-- START Task input --

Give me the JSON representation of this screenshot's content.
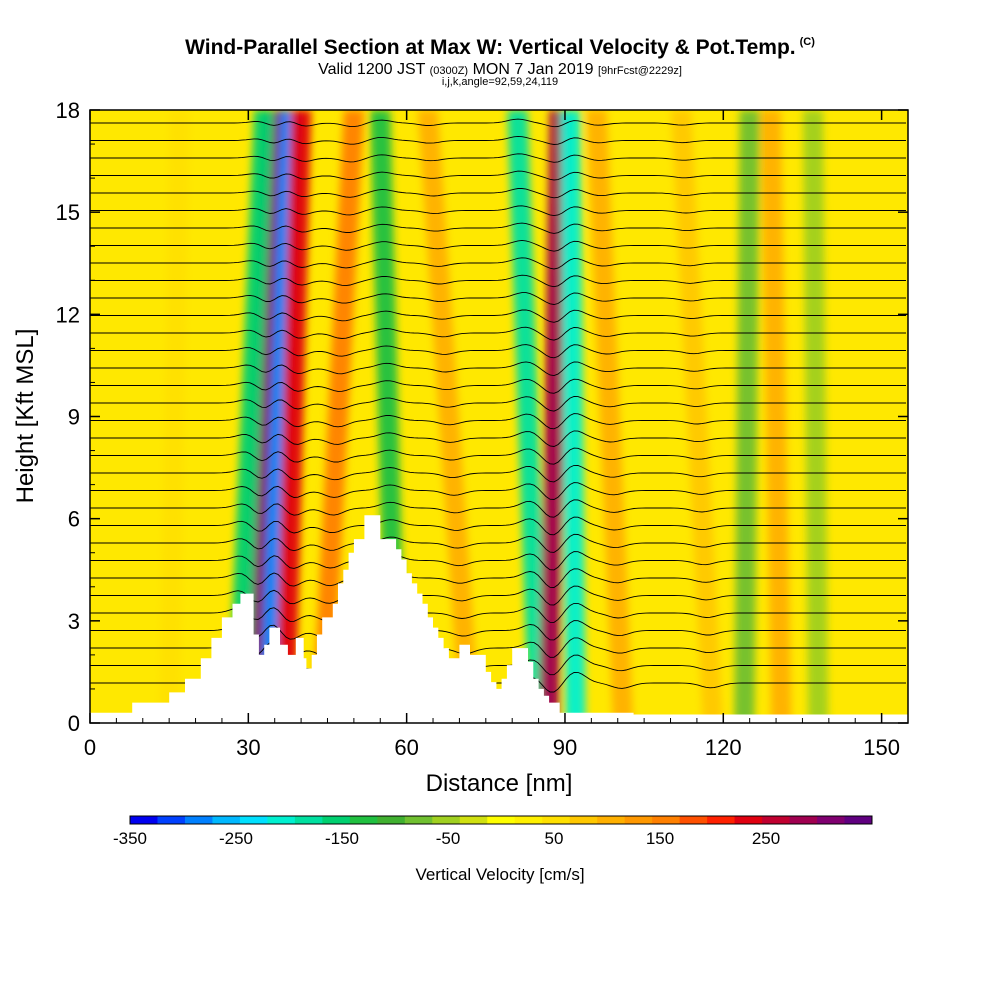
{
  "header": {
    "title": "Wind-Parallel Section at Max W: Vertical Velocity & Pot.Temp.",
    "title_tag": "(C)",
    "valid_prefix": "Valid 1200 JST",
    "valid_utc": "(0300Z)",
    "valid_date": "MON 7 Jan 2019",
    "forecast": "[9hrFcst@2229z]",
    "indices": "i,j,k,angle=92,59,24,119"
  },
  "chart_data": {
    "type": "heatmap",
    "title": "Wind-Parallel Section at Max W: Vertical Velocity & Pot.Temp.",
    "xlabel": "Distance [nm]",
    "ylabel": "Height [Kft MSL]",
    "xlim": [
      0,
      155
    ],
    "ylim": [
      0,
      18
    ],
    "xticks": [
      "0",
      "30",
      "60",
      "90",
      "120",
      "150"
    ],
    "xtick_values": [
      0,
      30,
      60,
      90,
      120,
      150
    ],
    "yticks": [
      "0",
      "3",
      "6",
      "9",
      "12",
      "15",
      "18"
    ],
    "ytick_values": [
      0,
      3,
      6,
      9,
      12,
      15,
      18
    ],
    "colorbar": {
      "label": "Vertical Velocity [cm/s]",
      "range": [
        -350,
        350
      ],
      "ticks": [
        "-350",
        "-250",
        "-150",
        "-50",
        "50",
        "150",
        "250"
      ],
      "tick_values": [
        -350,
        -250,
        -150,
        -50,
        50,
        150,
        250
      ],
      "colors": [
        "#0000f0",
        "#0040ff",
        "#0080ff",
        "#00b8ff",
        "#00e0ff",
        "#00f0d0",
        "#00e0a0",
        "#00d070",
        "#20c040",
        "#40b030",
        "#70c030",
        "#a0d020",
        "#d0e010",
        "#ffff00",
        "#fff000",
        "#ffe000",
        "#ffc800",
        "#ffb000",
        "#ff9800",
        "#ff8000",
        "#ff5000",
        "#ff2000",
        "#e00010",
        "#c00030",
        "#a00050",
        "#800070",
        "#600080"
      ]
    },
    "velocity_bands": [
      {
        "x_bottom": 31,
        "x_top": 35,
        "w": 300
      },
      {
        "x_bottom": 34,
        "x_top": 38,
        "w": -280
      },
      {
        "x_bottom": 37,
        "x_top": 40,
        "w": 230
      },
      {
        "x_bottom": 28,
        "x_top": 33,
        "w": -150
      },
      {
        "x_bottom": 44,
        "x_top": 50,
        "w": 160
      },
      {
        "x_bottom": 58,
        "x_top": 55,
        "w": -130
      },
      {
        "x_bottom": 72,
        "x_top": 64,
        "w": 110
      },
      {
        "x_bottom": 85,
        "x_top": 81,
        "w": -170
      },
      {
        "x_bottom": 87,
        "x_top": 89,
        "w": 280
      },
      {
        "x_bottom": 92,
        "x_top": 91,
        "w": -210
      },
      {
        "x_bottom": 101,
        "x_top": 96,
        "w": 100
      },
      {
        "x_bottom": 118,
        "x_top": 112,
        "w": 90
      },
      {
        "x_bottom": 124,
        "x_top": 125,
        "w": -70
      },
      {
        "x_bottom": 131,
        "x_top": 129,
        "w": 100
      },
      {
        "x_bottom": 138,
        "x_top": 137,
        "w": -60
      },
      {
        "x_bottom": 15,
        "x_top": 17,
        "w": 60
      }
    ],
    "terrain": [
      [
        0,
        0.3
      ],
      [
        8,
        0.3
      ],
      [
        8,
        0.6
      ],
      [
        15,
        0.6
      ],
      [
        15,
        0.9
      ],
      [
        18,
        0.9
      ],
      [
        18,
        1.3
      ],
      [
        21,
        1.3
      ],
      [
        21,
        1.9
      ],
      [
        23,
        1.9
      ],
      [
        23,
        2.5
      ],
      [
        25,
        2.5
      ],
      [
        25,
        3.1
      ],
      [
        27,
        3.1
      ],
      [
        27,
        3.5
      ],
      [
        28.5,
        3.5
      ],
      [
        28.5,
        3.8
      ],
      [
        31,
        3.8
      ],
      [
        31,
        2.6
      ],
      [
        32,
        2.6
      ],
      [
        32,
        2.0
      ],
      [
        33,
        2.0
      ],
      [
        33,
        2.3
      ],
      [
        34,
        2.3
      ],
      [
        34,
        2.8
      ],
      [
        36,
        2.8
      ],
      [
        36,
        2.3
      ],
      [
        37.5,
        2.3
      ],
      [
        37.5,
        2.0
      ],
      [
        39,
        2.0
      ],
      [
        39,
        2.5
      ],
      [
        40.5,
        2.5
      ],
      [
        40.5,
        1.9
      ],
      [
        41,
        1.9
      ],
      [
        41,
        1.6
      ],
      [
        42,
        1.6
      ],
      [
        42,
        2.0
      ],
      [
        43,
        2.0
      ],
      [
        43,
        2.6
      ],
      [
        44,
        2.6
      ],
      [
        44,
        3.1
      ],
      [
        46,
        3.1
      ],
      [
        46,
        3.5
      ],
      [
        47,
        3.5
      ],
      [
        47,
        4.1
      ],
      [
        48,
        4.1
      ],
      [
        48,
        4.5
      ],
      [
        49,
        4.5
      ],
      [
        49,
        5.0
      ],
      [
        50,
        5.0
      ],
      [
        50,
        5.4
      ],
      [
        52,
        5.4
      ],
      [
        52,
        6.1
      ],
      [
        55,
        6.1
      ],
      [
        55,
        5.4
      ],
      [
        58,
        5.4
      ],
      [
        58,
        5.1
      ],
      [
        59,
        5.1
      ],
      [
        59,
        4.8
      ],
      [
        60,
        4.8
      ],
      [
        60,
        4.4
      ],
      [
        61,
        4.4
      ],
      [
        61,
        4.1
      ],
      [
        62,
        4.1
      ],
      [
        62,
        3.8
      ],
      [
        63,
        3.8
      ],
      [
        63,
        3.5
      ],
      [
        64,
        3.5
      ],
      [
        64,
        3.1
      ],
      [
        65,
        3.1
      ],
      [
        65,
        2.8
      ],
      [
        66,
        2.8
      ],
      [
        66,
        2.5
      ],
      [
        67,
        2.5
      ],
      [
        67,
        2.2
      ],
      [
        68,
        2.2
      ],
      [
        68,
        1.9
      ],
      [
        70,
        1.9
      ],
      [
        70,
        2.3
      ],
      [
        72,
        2.3
      ],
      [
        72,
        2.0
      ],
      [
        75,
        2.0
      ],
      [
        75,
        1.5
      ],
      [
        76,
        1.5
      ],
      [
        76,
        1.2
      ],
      [
        77,
        1.2
      ],
      [
        77,
        1.0
      ],
      [
        78,
        1.0
      ],
      [
        78,
        1.3
      ],
      [
        79,
        1.3
      ],
      [
        79,
        1.7
      ],
      [
        80,
        1.7
      ],
      [
        80,
        2.2
      ],
      [
        83,
        2.2
      ],
      [
        83,
        1.8
      ],
      [
        84,
        1.8
      ],
      [
        84,
        1.3
      ],
      [
        85,
        1.3
      ],
      [
        85,
        1.0
      ],
      [
        86,
        1.0
      ],
      [
        86,
        0.8
      ],
      [
        87,
        0.8
      ],
      [
        87,
        0.6
      ],
      [
        89,
        0.6
      ],
      [
        89,
        0.3
      ],
      [
        103,
        0.3
      ],
      [
        103,
        0.25
      ],
      [
        155,
        0.25
      ]
    ]
  }
}
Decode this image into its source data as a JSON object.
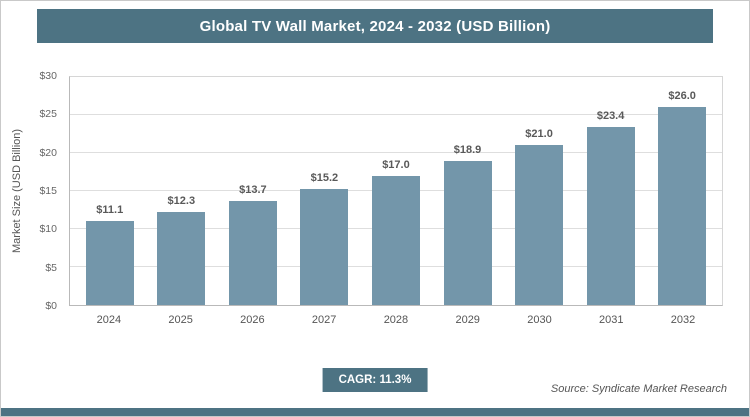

-- END Task input --

The task ::
Reproduce all of the data exactly, omitting each picture it holds.

Solution to this exercise ::
Give me the JSON representation of this screenshot's content.
{
  "header": {
    "title": "Wind-Parallel Section at Max W: Vertical Velocity & Pot.Temp.",
    "title_tag": "(C)",
    "valid_prefix": "Valid 1200 JST",
    "valid_utc": "(0300Z)",
    "valid_date": "MON 7 Jan 2019",
    "forecast": "[9hrFcst@2229z]",
    "indices": "i,j,k,angle=92,59,24,119"
  },
  "chart_data": {
    "type": "heatmap",
    "title": "Wind-Parallel Section at Max W: Vertical Velocity & Pot.Temp.",
    "xlabel": "Distance [nm]",
    "ylabel": "Height [Kft MSL]",
    "xlim": [
      0,
      155
    ],
    "ylim": [
      0,
      18
    ],
    "xticks": [
      "0",
      "30",
      "60",
      "90",
      "120",
      "150"
    ],
    "xtick_values": [
      0,
      30,
      60,
      90,
      120,
      150
    ],
    "yticks": [
      "0",
      "3",
      "6",
      "9",
      "12",
      "15",
      "18"
    ],
    "ytick_values": [
      0,
      3,
      6,
      9,
      12,
      15,
      18
    ],
    "colorbar": {
      "label": "Vertical Velocity [cm/s]",
      "range": [
        -350,
        350
      ],
      "ticks": [
        "-350",
        "-250",
        "-150",
        "-50",
        "50",
        "150",
        "250"
      ],
      "tick_values": [
        -350,
        -250,
        -150,
        -50,
        50,
        150,
        250
      ],
      "colors": [
        "#0000f0",
        "#0040ff",
        "#0080ff",
        "#00b8ff",
        "#00e0ff",
        "#00f0d0",
        "#00e0a0",
        "#00d070",
        "#20c040",
        "#40b030",
        "#70c030",
        "#a0d020",
        "#d0e010",
        "#ffff00",
        "#fff000",
        "#ffe000",
        "#ffc800",
        "#ffb000",
        "#ff9800",
        "#ff8000",
        "#ff5000",
        "#ff2000",
        "#e00010",
        "#c00030",
        "#a00050",
        "#800070",
        "#600080"
      ]
    },
    "velocity_bands": [
      {
        "x_bottom": 31,
        "x_top": 35,
        "w": 300
      },
      {
        "x_bottom": 34,
        "x_top": 38,
        "w": -280
      },
      {
        "x_bottom": 37,
        "x_top": 40,
        "w": 230
      },
      {
        "x_bottom": 28,
        "x_top": 33,
        "w": -150
      },
      {
        "x_bottom": 44,
        "x_top": 50,
        "w": 160
      },
      {
        "x_bottom": 58,
        "x_top": 55,
        "w": -130
      },
      {
        "x_bottom": 72,
        "x_top": 64,
        "w": 110
      },
      {
        "x_bottom": 85,
        "x_top": 81,
        "w": -170
      },
      {
        "x_bottom": 87,
        "x_top": 89,
        "w": 280
      },
      {
        "x_bottom": 92,
        "x_top": 91,
        "w": -210
      },
      {
        "x_bottom": 101,
        "x_top": 96,
        "w": 100
      },
      {
        "x_bottom": 118,
        "x_top": 112,
        "w": 90
      },
      {
        "x_bottom": 124,
        "x_top": 125,
        "w": -70
      },
      {
        "x_bottom": 131,
        "x_top": 129,
        "w": 100
      },
      {
        "x_bottom": 138,
        "x_top": 137,
        "w": -60
      },
      {
        "x_bottom": 15,
        "x_top": 17,
        "w": 60
      }
    ],
    "terrain": [
      [
        0,
        0.3
      ],
      [
        8,
        0.3
      ],
      [
        8,
        0.6
      ],
      [
        15,
        0.6
      ],
      [
        15,
        0.9
      ],
      [
        18,
        0.9
      ],
      [
        18,
        1.3
      ],
      [
        21,
        1.3
      ],
      [
        21,
        1.9
      ],
      [
        23,
        1.9
      ],
      [
        23,
        2.5
      ],
      [
        25,
        2.5
      ],
      [
        25,
        3.1
      ],
      [
        27,
        3.1
      ],
      [
        27,
        3.5
      ],
      [
        28.5,
        3.5
      ],
      [
        28.5,
        3.8
      ],
      [
        31,
        3.8
      ],
      [
        31,
        2.6
      ],
      [
        32,
        2.6
      ],
      [
        32,
        2.0
      ],
      [
        33,
        2.0
      ],
      [
        33,
        2.3
      ],
      [
        34,
        2.3
      ],
      [
        34,
        2.8
      ],
      [
        36,
        2.8
      ],
      [
        36,
        2.3
      ],
      [
        37.5,
        2.3
      ],
      [
        37.5,
        2.0
      ],
      [
        39,
        2.0
      ],
      [
        39,
        2.5
      ],
      [
        40.5,
        2.5
      ],
      [
        40.5,
        1.9
      ],
      [
        41,
        1.9
      ],
      [
        41,
        1.6
      ],
      [
        42,
        1.6
      ],
      [
        42,
        2.0
      ],
      [
        43,
        2.0
      ],
      [
        43,
        2.6
      ],
      [
        44,
        2.6
      ],
      [
        44,
        3.1
      ],
      [
        46,
        3.1
      ],
      [
        46,
        3.5
      ],
      [
        47,
        3.5
      ],
      [
        47,
        4.1
      ],
      [
        48,
        4.1
      ],
      [
        48,
        4.5
      ],
      [
        49,
        4.5
      ],
      [
        49,
        5.0
      ],
      [
        50,
        5.0
      ],
      [
        50,
        5.4
      ],
      [
        52,
        5.4
      ],
      [
        52,
        6.1
      ],
      [
        55,
        6.1
      ],
      [
        55,
        5.4
      ],
      [
        58,
        5.4
      ],
      [
        58,
        5.1
      ],
      [
        59,
        5.1
      ],
      [
        59,
        4.8
      ],
      [
        60,
        4.8
      ],
      [
        60,
        4.4
      ],
      [
        61,
        4.4
      ],
      [
        61,
        4.1
      ],
      [
        62,
        4.1
      ],
      [
        62,
        3.8
      ],
      [
        63,
        3.8
      ],
      [
        63,
        3.5
      ],
      [
        64,
        3.5
      ],
      [
        64,
        3.1
      ],
      [
        65,
        3.1
      ],
      [
        65,
        2.8
      ],
      [
        66,
        2.8
      ],
      [
        66,
        2.5
      ],
      [
        67,
        2.5
      ],
      [
        67,
        2.2
      ],
      [
        68,
        2.2
      ],
      [
        68,
        1.9
      ],
      [
        70,
        1.9
      ],
      [
        70,
        2.3
      ],
      [
        72,
        2.3
      ],
      [
        72,
        2.0
      ],
      [
        75,
        2.0
      ],
      [
        75,
        1.5
      ],
      [
        76,
        1.5
      ],
      [
        76,
        1.2
      ],
      [
        77,
        1.2
      ],
      [
        77,
        1.0
      ],
      [
        78,
        1.0
      ],
      [
        78,
        1.3
      ],
      [
        79,
        1.3
      ],
      [
        79,
        1.7
      ],
      [
        80,
        1.7
      ],
      [
        80,
        2.2
      ],
      [
        83,
        2.2
      ],
      [
        83,
        1.8
      ],
      [
        84,
        1.8
      ],
      [
        84,
        1.3
      ],
      [
        85,
        1.3
      ],
      [
        85,
        1.0
      ],
      [
        86,
        1.0
      ],
      [
        86,
        0.8
      ],
      [
        87,
        0.8
      ],
      [
        87,
        0.6
      ],
      [
        89,
        0.6
      ],
      [
        89,
        0.3
      ],
      [
        103,
        0.3
      ],
      [
        103,
        0.25
      ],
      [
        155,
        0.25
      ]
    ]
  }
}
Decode this image into its source data as a JSON object.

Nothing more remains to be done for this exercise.